_PROBLEM TO WORK ON:_ Check every line of the material below for the string "PPPK", and return the ones that have it.

-------------------------

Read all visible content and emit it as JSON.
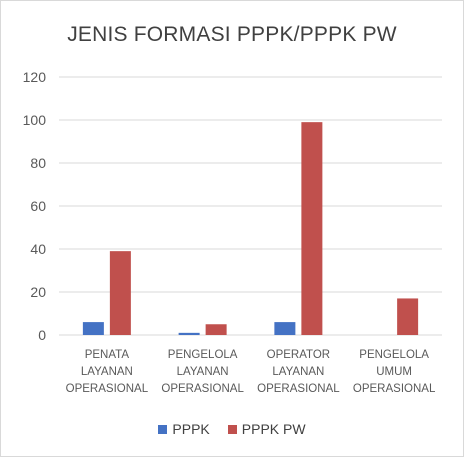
{
  "chart_data": {
    "type": "bar",
    "title": "JENIS FORMASI PPPK/PPPK PW",
    "xlabel": "",
    "ylabel": "",
    "ylim": [
      0,
      120
    ],
    "yticks": [
      "0",
      "20",
      "40",
      "60",
      "80",
      "100",
      "120"
    ],
    "categories": [
      [
        "PENATA",
        "LAYANAN",
        "OPERASIONAL"
      ],
      [
        "PENGELOLA",
        "LAYANAN",
        "OPERASIONAL"
      ],
      [
        "OPERATOR",
        "LAYANAN",
        "OPERASIONAL"
      ],
      [
        "PENGELOLA",
        "UMUM",
        "OPERASIONAL"
      ]
    ],
    "series": [
      {
        "name": "PPPK",
        "color": "#4472c4",
        "values": [
          6,
          1,
          6,
          0
        ]
      },
      {
        "name": "PPPK PW",
        "color": "#c0504d",
        "values": [
          39,
          5,
          99,
          17
        ]
      }
    ],
    "grid": true,
    "legend_position": "bottom"
  }
}
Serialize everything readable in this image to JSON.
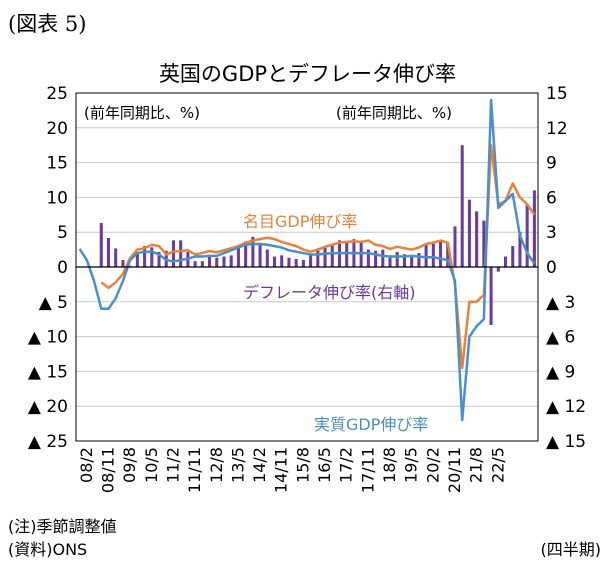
{
  "figure_label": "(図表 5)",
  "notes": [
    "(注)季節調整値",
    "(資料)ONS"
  ],
  "x_unit": "(四半期)",
  "chart_data": {
    "type": "bar+line",
    "title": "英国のGDPとデフレータ伸び率",
    "left_axis": {
      "label": "(前年同期比、%)",
      "range": [
        -25,
        25
      ],
      "ticks": [
        "▲ 25",
        "▲ 20",
        "▲ 15",
        "▲ 10",
        "▲ 5",
        "0",
        "5",
        "10",
        "15",
        "20",
        "25"
      ]
    },
    "right_axis": {
      "label": "(前年同期比、%)",
      "range": [
        -15,
        15
      ],
      "ticks": [
        "▲ 15",
        "▲ 12",
        "▲ 9",
        "▲ 6",
        "▲ 3",
        "0",
        "3",
        "6",
        "9",
        "12",
        "15"
      ]
    },
    "x_tick_labels": [
      "08/2",
      "08/11",
      "09/8",
      "10/5",
      "11/2",
      "11/11",
      "12/8",
      "13/5",
      "14/2",
      "14/11",
      "15/8",
      "16/5",
      "17/2",
      "17/11",
      "18/8",
      "19/5",
      "20/2",
      "20/11",
      "21/8",
      "22/5"
    ],
    "x_start": "2008Q1",
    "x_end": "2022Q4",
    "grid": true,
    "series": [
      {
        "name": "名目GDP伸び率",
        "kind": "line",
        "axis": "left",
        "color": "#e8823a",
        "values": [
          null,
          null,
          null,
          -2.2,
          -3.0,
          -2.2,
          -1.0,
          1.3,
          2.5,
          2.7,
          3.2,
          3.0,
          1.8,
          2.2,
          2.3,
          2.4,
          1.8,
          2.0,
          2.3,
          2.1,
          2.4,
          2.7,
          3.0,
          3.5,
          3.8,
          4.0,
          4.2,
          4.0,
          3.6,
          3.3,
          3.0,
          2.5,
          2.2,
          2.5,
          2.9,
          3.2,
          3.5,
          3.6,
          3.7,
          3.6,
          3.8,
          3.2,
          3.0,
          2.6,
          2.9,
          2.7,
          2.5,
          2.8,
          3.3,
          3.5,
          3.8,
          3.5,
          -2.5,
          -14.5,
          -5.0,
          -5.0,
          -4.0,
          17.5,
          9.0,
          9.5,
          12.0,
          10.0,
          9.0,
          7.5
        ]
      },
      {
        "name": "実質GDP伸び率",
        "kind": "line",
        "axis": "left",
        "color": "#4a8fc9",
        "values": [
          2.6,
          1.0,
          -2.0,
          -6.0,
          -6.0,
          -4.5,
          -2.0,
          1.0,
          2.0,
          2.2,
          2.2,
          1.8,
          1.0,
          0.8,
          1.0,
          1.2,
          1.5,
          1.5,
          1.6,
          1.6,
          2.0,
          2.4,
          2.8,
          3.2,
          3.3,
          3.3,
          3.2,
          3.0,
          2.8,
          2.4,
          2.2,
          2.0,
          1.8,
          1.8,
          1.9,
          2.0,
          2.0,
          2.0,
          2.0,
          2.0,
          2.0,
          1.8,
          1.6,
          1.5,
          1.5,
          1.5,
          1.6,
          1.5,
          1.4,
          1.4,
          1.2,
          1.0,
          -2.0,
          -22.0,
          -10.0,
          -8.5,
          -7.5,
          24.0,
          8.5,
          9.5,
          10.5,
          4.5,
          2.0,
          0.5
        ]
      },
      {
        "name": "デフレータ伸び率(右軸)",
        "kind": "bar",
        "axis": "right",
        "color": "#6a3a9e",
        "values": [
          null,
          null,
          null,
          3.8,
          2.5,
          1.6,
          0.6,
          0.1,
          1.1,
          1.8,
          1.7,
          1.3,
          1.4,
          2.3,
          2.3,
          1.3,
          0.5,
          0.5,
          1.0,
          0.8,
          0.9,
          1.0,
          1.7,
          2.2,
          2.6,
          2.0,
          1.5,
          0.9,
          1.0,
          0.8,
          0.7,
          0.6,
          1.0,
          1.5,
          1.7,
          2.0,
          2.3,
          2.2,
          2.4,
          2.1,
          1.5,
          1.4,
          1.5,
          1.0,
          1.3,
          1.1,
          1.0,
          1.2,
          1.9,
          2.1,
          2.3,
          2.1,
          3.5,
          10.5,
          5.8,
          4.8,
          4.0,
          -5.0,
          -0.4,
          0.9,
          1.8,
          3.0,
          5.4,
          6.6
        ]
      }
    ],
    "annotations": [
      "名目GDP伸び率",
      "デフレータ伸び率(右軸)",
      "実質GDP伸び率"
    ]
  }
}
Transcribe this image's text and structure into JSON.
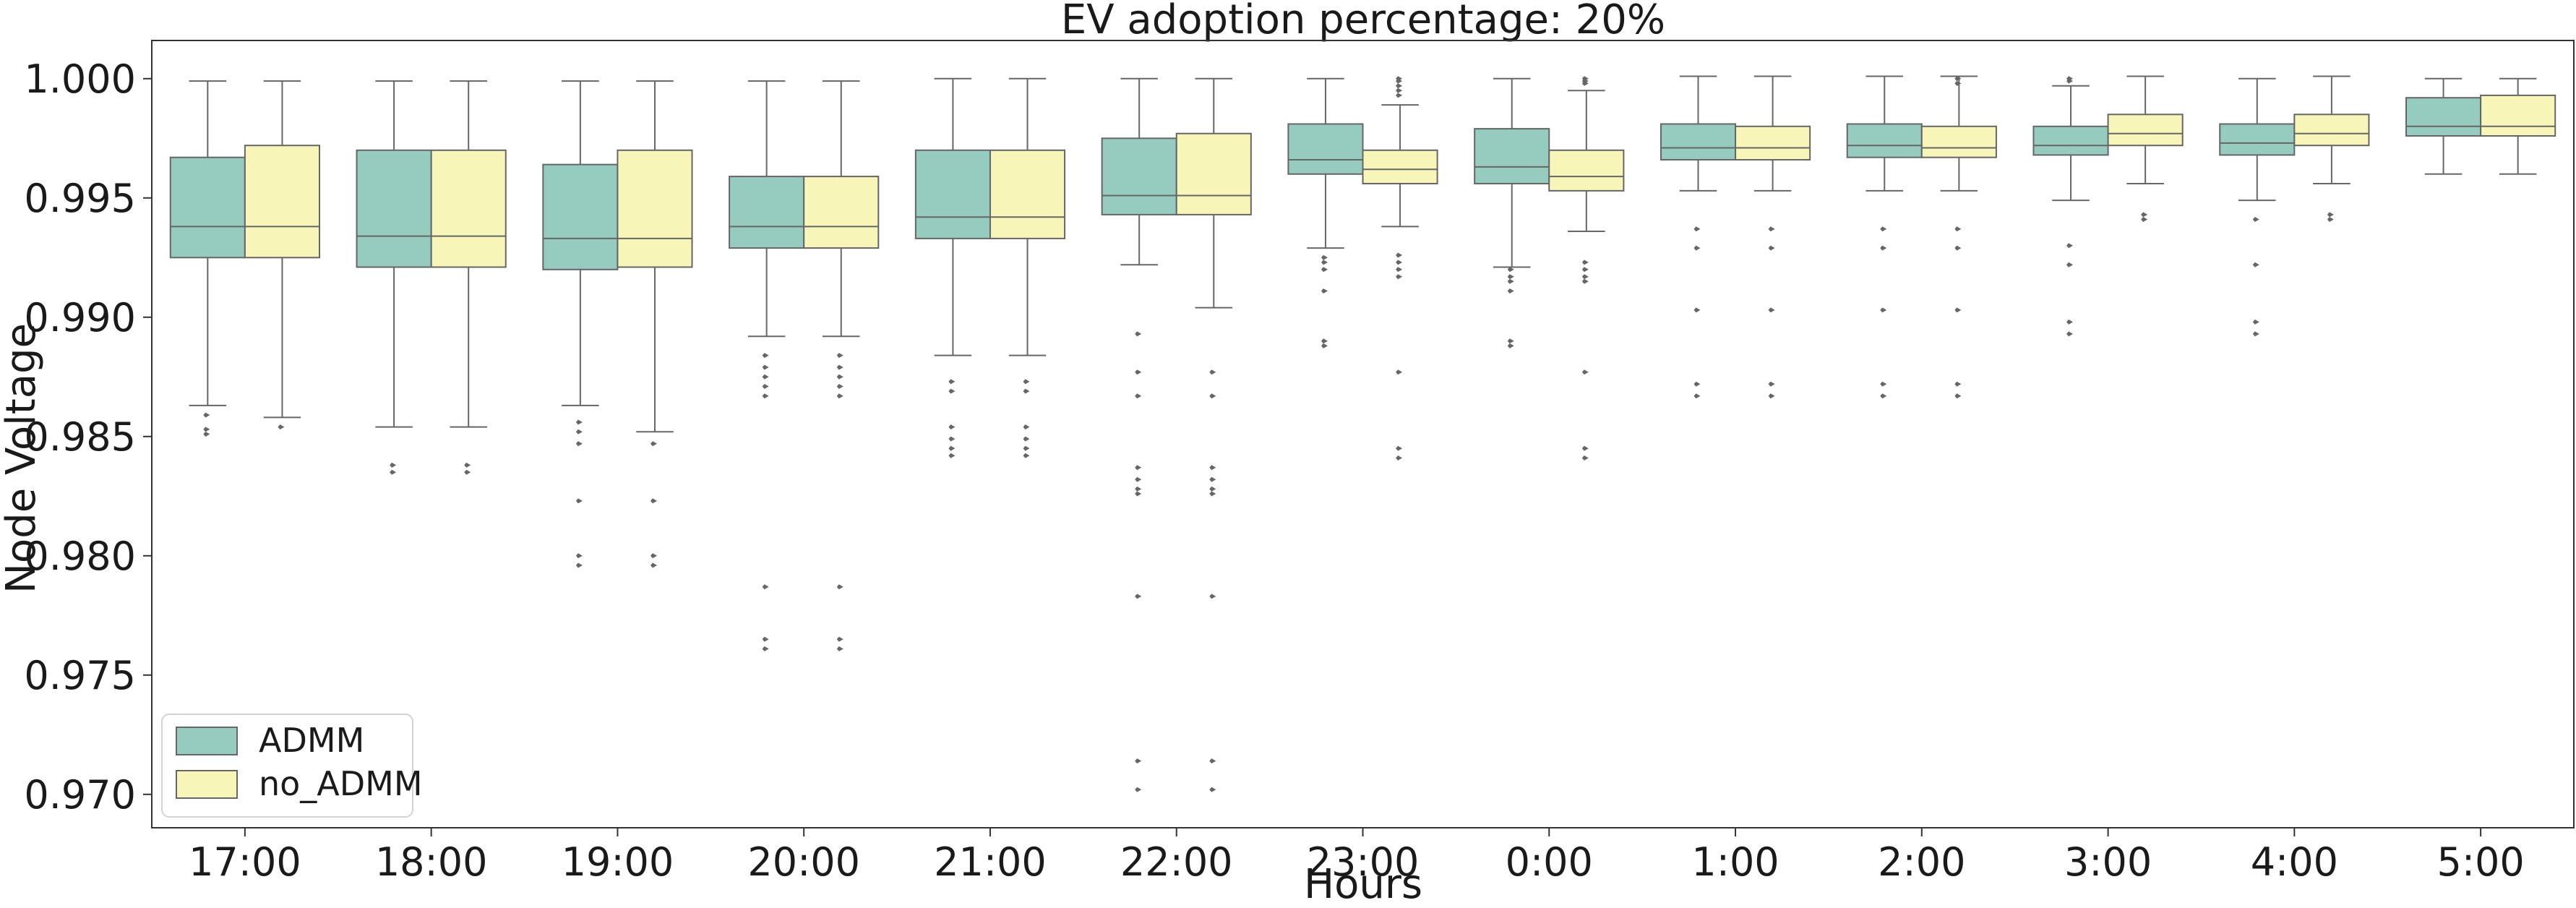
{
  "chart_data": {
    "type": "box",
    "title": "EV adoption percentage: 20%",
    "xlabel": "Hours",
    "ylabel": "Node Voltage",
    "categories": [
      "17:00",
      "18:00",
      "19:00",
      "20:00",
      "21:00",
      "22:00",
      "23:00",
      "0:00",
      "1:00",
      "2:00",
      "3:00",
      "4:00",
      "5:00"
    ],
    "ylim": [
      0.9686,
      1.0016
    ],
    "yticks": [
      "0.970",
      "0.975",
      "0.980",
      "0.985",
      "0.990",
      "0.995",
      "1.000"
    ],
    "ytick_values": [
      0.97,
      0.975,
      0.98,
      0.985,
      0.99,
      0.995,
      1.0
    ],
    "legend_position": "lower-left",
    "grid": false,
    "series": [
      {
        "name": "ADMM",
        "color": "#96cbc0",
        "boxes": [
          {
            "whislo": 0.9863,
            "q1": 0.9925,
            "med": 0.9938,
            "q3": 0.9967,
            "whishi": 0.9999,
            "fliers": [
              0.9859,
              0.9853,
              0.9851
            ]
          },
          {
            "whislo": 0.9854,
            "q1": 0.9921,
            "med": 0.9934,
            "q3": 0.997,
            "whishi": 0.9999,
            "fliers": [
              0.9838,
              0.9835
            ]
          },
          {
            "whislo": 0.9863,
            "q1": 0.992,
            "med": 0.9933,
            "q3": 0.9964,
            "whishi": 0.9999,
            "fliers": [
              0.9856,
              0.9852,
              0.9847,
              0.9823,
              0.98,
              0.9796
            ]
          },
          {
            "whislo": 0.9892,
            "q1": 0.9929,
            "med": 0.9938,
            "q3": 0.9959,
            "whishi": 0.9999,
            "fliers": [
              0.9884,
              0.9879,
              0.9875,
              0.9871,
              0.9867,
              0.9787,
              0.9765,
              0.9761
            ]
          },
          {
            "whislo": 0.9884,
            "q1": 0.9933,
            "med": 0.9942,
            "q3": 0.997,
            "whishi": 1.0,
            "fliers": [
              0.9873,
              0.9869,
              0.9854,
              0.9849,
              0.9845,
              0.9842
            ]
          },
          {
            "whislo": 0.9922,
            "q1": 0.9943,
            "med": 0.9951,
            "q3": 0.9975,
            "whishi": 1.0,
            "fliers": [
              0.9893,
              0.9877,
              0.9867,
              0.9837,
              0.9832,
              0.9828,
              0.9826,
              0.9783,
              0.9714,
              0.9702
            ]
          },
          {
            "whislo": 0.9929,
            "q1": 0.996,
            "med": 0.9966,
            "q3": 0.9981,
            "whishi": 1.0,
            "fliers": [
              0.9925,
              0.9923,
              0.992,
              0.9911,
              0.989,
              0.9888
            ]
          },
          {
            "whislo": 0.9921,
            "q1": 0.9956,
            "med": 0.9963,
            "q3": 0.9979,
            "whishi": 1.0,
            "fliers": [
              0.992,
              0.9917,
              0.9915,
              0.9911,
              0.989,
              0.9888
            ]
          },
          {
            "whislo": 0.9953,
            "q1": 0.9966,
            "med": 0.9971,
            "q3": 0.9981,
            "whishi": 1.0001,
            "fliers": [
              0.9937,
              0.9929,
              0.9903,
              0.9872,
              0.9867
            ]
          },
          {
            "whislo": 0.9953,
            "q1": 0.9967,
            "med": 0.9972,
            "q3": 0.9981,
            "whishi": 1.0001,
            "fliers": [
              0.9937,
              0.9929,
              0.9903,
              0.9872,
              0.9867
            ]
          },
          {
            "whislo": 0.9949,
            "q1": 0.9968,
            "med": 0.9972,
            "q3": 0.998,
            "whishi": 0.9997,
            "fliers": [
              1.0,
              0.9999,
              0.993,
              0.9922,
              0.9898,
              0.9893
            ]
          },
          {
            "whislo": 0.9949,
            "q1": 0.9968,
            "med": 0.9973,
            "q3": 0.9981,
            "whishi": 1.0,
            "fliers": [
              0.9941,
              0.9922,
              0.9898,
              0.9893
            ]
          },
          {
            "whislo": 0.996,
            "q1": 0.9976,
            "med": 0.998,
            "q3": 0.9992,
            "whishi": 1.0,
            "fliers": []
          }
        ]
      },
      {
        "name": "no_ADMM",
        "color": "#f7f6b8",
        "boxes": [
          {
            "whislo": 0.9858,
            "q1": 0.9925,
            "med": 0.9938,
            "q3": 0.9972,
            "whishi": 0.9999,
            "fliers": [
              0.9854
            ]
          },
          {
            "whislo": 0.9854,
            "q1": 0.9921,
            "med": 0.9934,
            "q3": 0.997,
            "whishi": 0.9999,
            "fliers": [
              0.9838,
              0.9835
            ]
          },
          {
            "whislo": 0.9852,
            "q1": 0.9921,
            "med": 0.9933,
            "q3": 0.997,
            "whishi": 0.9999,
            "fliers": [
              0.9847,
              0.9823,
              0.98,
              0.9796
            ]
          },
          {
            "whislo": 0.9892,
            "q1": 0.9929,
            "med": 0.9938,
            "q3": 0.9959,
            "whishi": 0.9999,
            "fliers": [
              0.9884,
              0.9879,
              0.9875,
              0.9871,
              0.9867,
              0.9787,
              0.9765,
              0.9761
            ]
          },
          {
            "whislo": 0.9884,
            "q1": 0.9933,
            "med": 0.9942,
            "q3": 0.997,
            "whishi": 1.0,
            "fliers": [
              0.9873,
              0.9869,
              0.9854,
              0.9849,
              0.9845,
              0.9842
            ]
          },
          {
            "whislo": 0.9904,
            "q1": 0.9943,
            "med": 0.9951,
            "q3": 0.9977,
            "whishi": 1.0,
            "fliers": [
              0.9877,
              0.9867,
              0.9837,
              0.9832,
              0.9828,
              0.9826,
              0.9783,
              0.9714,
              0.9702
            ]
          },
          {
            "whislo": 0.9938,
            "q1": 0.9956,
            "med": 0.9962,
            "q3": 0.997,
            "whishi": 0.9989,
            "fliers": [
              1.0,
              0.9999,
              0.9997,
              0.9995,
              0.9993,
              0.9926,
              0.9923,
              0.992,
              0.9917,
              0.9877,
              0.9845,
              0.9841
            ]
          },
          {
            "whislo": 0.9936,
            "q1": 0.9953,
            "med": 0.9959,
            "q3": 0.997,
            "whishi": 0.9995,
            "fliers": [
              1.0,
              0.9999,
              0.9998,
              0.9923,
              0.992,
              0.9917,
              0.9915,
              0.9877,
              0.9845,
              0.9841
            ]
          },
          {
            "whislo": 0.9953,
            "q1": 0.9966,
            "med": 0.9971,
            "q3": 0.998,
            "whishi": 1.0001,
            "fliers": [
              0.9937,
              0.9929,
              0.9903,
              0.9872,
              0.9867
            ]
          },
          {
            "whislo": 0.9953,
            "q1": 0.9967,
            "med": 0.9971,
            "q3": 0.998,
            "whishi": 1.0001,
            "fliers": [
              1.0,
              0.9998,
              0.9937,
              0.9929,
              0.9903,
              0.9872,
              0.9867
            ]
          },
          {
            "whislo": 0.9956,
            "q1": 0.9972,
            "med": 0.9977,
            "q3": 0.9985,
            "whishi": 1.0001,
            "fliers": [
              0.9943,
              0.9941
            ]
          },
          {
            "whislo": 0.9956,
            "q1": 0.9972,
            "med": 0.9977,
            "q3": 0.9985,
            "whishi": 1.0001,
            "fliers": [
              0.9943,
              0.9941
            ]
          },
          {
            "whislo": 0.996,
            "q1": 0.9976,
            "med": 0.998,
            "q3": 0.9993,
            "whishi": 1.0,
            "fliers": []
          }
        ]
      }
    ]
  }
}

-------------------------

_SOLUTION:_
    "title": "JENIS FORMASI PPPK/PPPK PW",
        "name": "PPPK",
        "name": "PPPK PW",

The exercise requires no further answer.